(Part of a data file)
--- BEGIN ---

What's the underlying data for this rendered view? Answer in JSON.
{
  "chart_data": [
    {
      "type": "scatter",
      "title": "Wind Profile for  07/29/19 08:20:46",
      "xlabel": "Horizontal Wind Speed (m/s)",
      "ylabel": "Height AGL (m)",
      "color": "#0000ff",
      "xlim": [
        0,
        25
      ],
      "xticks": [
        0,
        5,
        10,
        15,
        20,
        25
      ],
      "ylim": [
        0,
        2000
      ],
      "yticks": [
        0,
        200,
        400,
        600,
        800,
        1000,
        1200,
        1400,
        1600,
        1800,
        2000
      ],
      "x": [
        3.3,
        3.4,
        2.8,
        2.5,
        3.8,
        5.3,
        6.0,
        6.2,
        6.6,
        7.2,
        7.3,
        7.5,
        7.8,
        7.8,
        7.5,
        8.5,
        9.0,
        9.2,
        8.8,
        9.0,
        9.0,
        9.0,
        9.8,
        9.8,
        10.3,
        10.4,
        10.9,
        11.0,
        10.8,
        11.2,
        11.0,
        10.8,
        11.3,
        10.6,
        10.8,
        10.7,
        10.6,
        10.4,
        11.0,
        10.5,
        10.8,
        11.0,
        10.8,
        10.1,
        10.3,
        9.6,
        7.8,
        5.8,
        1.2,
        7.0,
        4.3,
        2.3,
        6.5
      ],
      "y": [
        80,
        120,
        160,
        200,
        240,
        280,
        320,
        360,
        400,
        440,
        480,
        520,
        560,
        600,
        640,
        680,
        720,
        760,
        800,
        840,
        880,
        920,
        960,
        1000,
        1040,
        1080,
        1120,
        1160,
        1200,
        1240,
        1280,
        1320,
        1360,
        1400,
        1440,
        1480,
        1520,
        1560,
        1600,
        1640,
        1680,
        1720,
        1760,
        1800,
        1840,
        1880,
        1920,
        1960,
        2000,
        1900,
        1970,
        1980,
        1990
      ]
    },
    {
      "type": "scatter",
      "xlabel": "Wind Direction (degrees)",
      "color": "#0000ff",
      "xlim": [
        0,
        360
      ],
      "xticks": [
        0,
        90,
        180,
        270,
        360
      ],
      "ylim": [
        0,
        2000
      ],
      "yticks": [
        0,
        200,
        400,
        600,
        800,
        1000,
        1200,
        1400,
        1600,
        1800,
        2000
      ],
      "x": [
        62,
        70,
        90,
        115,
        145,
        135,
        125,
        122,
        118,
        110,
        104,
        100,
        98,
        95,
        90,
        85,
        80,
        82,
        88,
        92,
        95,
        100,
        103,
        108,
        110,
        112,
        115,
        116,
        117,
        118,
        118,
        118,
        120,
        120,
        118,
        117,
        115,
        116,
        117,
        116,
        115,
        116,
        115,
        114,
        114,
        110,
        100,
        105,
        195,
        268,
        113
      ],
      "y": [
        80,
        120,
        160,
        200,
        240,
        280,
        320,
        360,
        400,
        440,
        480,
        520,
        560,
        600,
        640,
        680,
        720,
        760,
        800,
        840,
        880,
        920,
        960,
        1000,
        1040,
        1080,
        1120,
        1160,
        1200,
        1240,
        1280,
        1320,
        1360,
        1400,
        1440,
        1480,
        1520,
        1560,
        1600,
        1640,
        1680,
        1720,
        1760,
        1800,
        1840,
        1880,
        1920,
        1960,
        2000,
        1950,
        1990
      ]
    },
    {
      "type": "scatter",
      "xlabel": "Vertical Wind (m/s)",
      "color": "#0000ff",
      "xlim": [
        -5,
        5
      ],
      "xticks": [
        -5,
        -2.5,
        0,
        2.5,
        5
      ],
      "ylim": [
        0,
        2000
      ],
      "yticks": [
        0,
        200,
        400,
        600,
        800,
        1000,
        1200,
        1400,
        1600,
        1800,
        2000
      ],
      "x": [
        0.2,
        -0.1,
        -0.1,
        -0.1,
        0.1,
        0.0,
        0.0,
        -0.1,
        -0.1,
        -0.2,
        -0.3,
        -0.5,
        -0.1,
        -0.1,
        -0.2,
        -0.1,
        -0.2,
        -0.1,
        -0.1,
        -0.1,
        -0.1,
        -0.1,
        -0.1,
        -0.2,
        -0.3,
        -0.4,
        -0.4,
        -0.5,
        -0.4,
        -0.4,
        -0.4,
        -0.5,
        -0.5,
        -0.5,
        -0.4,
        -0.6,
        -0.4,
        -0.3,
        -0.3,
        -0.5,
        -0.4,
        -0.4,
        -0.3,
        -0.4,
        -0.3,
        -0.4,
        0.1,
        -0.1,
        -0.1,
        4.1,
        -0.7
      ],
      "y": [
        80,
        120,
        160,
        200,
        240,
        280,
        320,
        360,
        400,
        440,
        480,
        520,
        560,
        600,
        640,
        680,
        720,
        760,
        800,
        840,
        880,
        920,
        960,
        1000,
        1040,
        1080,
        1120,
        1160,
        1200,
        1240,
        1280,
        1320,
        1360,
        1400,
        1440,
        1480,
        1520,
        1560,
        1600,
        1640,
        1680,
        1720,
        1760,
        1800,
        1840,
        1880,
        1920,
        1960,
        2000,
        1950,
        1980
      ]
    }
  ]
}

--- END ---

REQUIRED TASK:
Every line of the records above needs to be given again exactly.

FINAL ANSWER:
What's the underlying data for this rendered view? Answer in JSON.
{
  "chart_data": [
    {
      "type": "scatter",
      "title": "Wind Profile for  07/29/19 08:20:46",
      "xlabel": "Horizontal Wind Speed (m/s)",
      "ylabel": "Height AGL (m)",
      "color": "#0000ff",
      "xlim": [
        0,
        25
      ],
      "xticks": [
        0,
        5,
        10,
        15,
        20,
        25
      ],
      "ylim": [
        0,
        2000
      ],
      "yticks": [
        0,
        200,
        400,
        600,
        800,
        1000,
        1200,
        1400,
        1600,
        1800,
        2000
      ],
      "x": [
        3.3,
        3.4,
        2.8,
        2.5,
        3.8,
        5.3,
        6.0,
        6.2,
        6.6,
        7.2,
        7.3,
        7.5,
        7.8,
        7.8,
        7.5,
        8.5,
        9.0,
        9.2,
        8.8,
        9.0,
        9.0,
        9.0,
        9.8,
        9.8,
        10.3,
        10.4,
        10.9,
        11.0,
        10.8,
        11.2,
        11.0,
        10.8,
        11.3,
        10.6,
        10.8,
        10.7,
        10.6,
        10.4,
        11.0,
        10.5,
        10.8,
        11.0,
        10.8,
        10.1,
        10.3,
        9.6,
        7.8,
        5.8,
        1.2,
        7.0,
        4.3,
        2.3,
        6.5
      ],
      "y": [
        80,
        120,
        160,
        200,
        240,
        280,
        320,
        360,
        400,
        440,
        480,
        520,
        560,
        600,
        640,
        680,
        720,
        760,
        800,
        840,
        880,
        920,
        960,
        1000,
        1040,
        1080,
        1120,
        1160,
        1200,
        1240,
        1280,
        1320,
        1360,
        1400,
        1440,
        1480,
        1520,
        1560,
        1600,
        1640,
        1680,
        1720,
        1760,
        1800,
        1840,
        1880,
        1920,
        1960,
        2000,
        1900,
        1970,
        1980,
        1990
      ]
    },
    {
      "type": "scatter",
      "xlabel": "Wind Direction (degrees)",
      "color": "#0000ff",
      "xlim": [
        0,
        360
      ],
      "xticks": [
        0,
        90,
        180,
        270,
        360
      ],
      "ylim": [
        0,
        2000
      ],
      "yticks": [
        0,
        200,
        400,
        600,
        800,
        1000,
        1200,
        1400,
        1600,
        1800,
        2000
      ],
      "x": [
        62,
        70,
        90,
        115,
        145,
        135,
        125,
        122,
        118,
        110,
        104,
        100,
        98,
        95,
        90,
        85,
        80,
        82,
        88,
        92,
        95,
        100,
        103,
        108,
        110,
        112,
        115,
        116,
        117,
        118,
        118,
        118,
        120,
        120,
        118,
        117,
        115,
        116,
        117,
        116,
        115,
        116,
        115,
        114,
        114,
        110,
        100,
        105,
        195,
        268,
        113
      ],
      "y": [
        80,
        120,
        160,
        200,
        240,
        280,
        320,
        360,
        400,
        440,
        480,
        520,
        560,
        600,
        640,
        680,
        720,
        760,
        800,
        840,
        880,
        920,
        960,
        1000,
        1040,
        1080,
        1120,
        1160,
        1200,
        1240,
        1280,
        1320,
        1360,
        1400,
        1440,
        1480,
        1520,
        1560,
        1600,
        1640,
        1680,
        1720,
        1760,
        1800,
        1840,
        1880,
        1920,
        1960,
        2000,
        1950,
        1990
      ]
    },
    {
      "type": "scatter",
      "xlabel": "Vertical Wind (m/s)",
      "color": "#0000ff",
      "xlim": [
        -5,
        5
      ],
      "xticks": [
        -5,
        -2.5,
        0,
        2.5,
        5
      ],
      "ylim": [
        0,
        2000
      ],
      "yticks": [
        0,
        200,
        400,
        600,
        800,
        1000,
        1200,
        1400,
        1600,
        1800,
        2000
      ],
      "x": [
        0.2,
        -0.1,
        -0.1,
        -0.1,
        0.1,
        0.0,
        0.0,
        -0.1,
        -0.1,
        -0.2,
        -0.3,
        -0.5,
        -0.1,
        -0.1,
        -0.2,
        -0.1,
        -0.2,
        -0.1,
        -0.1,
        -0.1,
        -0.1,
        -0.1,
        -0.1,
        -0.2,
        -0.3,
        -0.4,
        -0.4,
        -0.5,
        -0.4,
        -0.4,
        -0.4,
        -0.5,
        -0.5,
        -0.5,
        -0.4,
        -0.6,
        -0.4,
        -0.3,
        -0.3,
        -0.5,
        -0.4,
        -0.4,
        -0.3,
        -0.4,
        -0.3,
        -0.4,
        0.1,
        -0.1,
        -0.1,
        4.1,
        -0.7
      ],
      "y": [
        80,
        120,
        160,
        200,
        240,
        280,
        320,
        360,
        400,
        440,
        480,
        520,
        560,
        600,
        640,
        680,
        720,
        760,
        800,
        840,
        880,
        920,
        960,
        1000,
        1040,
        1080,
        1120,
        1160,
        1200,
        1240,
        1280,
        1320,
        1360,
        1400,
        1440,
        1480,
        1520,
        1560,
        1600,
        1640,
        1680,
        1720,
        1760,
        1800,
        1840,
        1880,
        1920,
        1960,
        2000,
        1950,
        1980
      ]
    }
  ]
}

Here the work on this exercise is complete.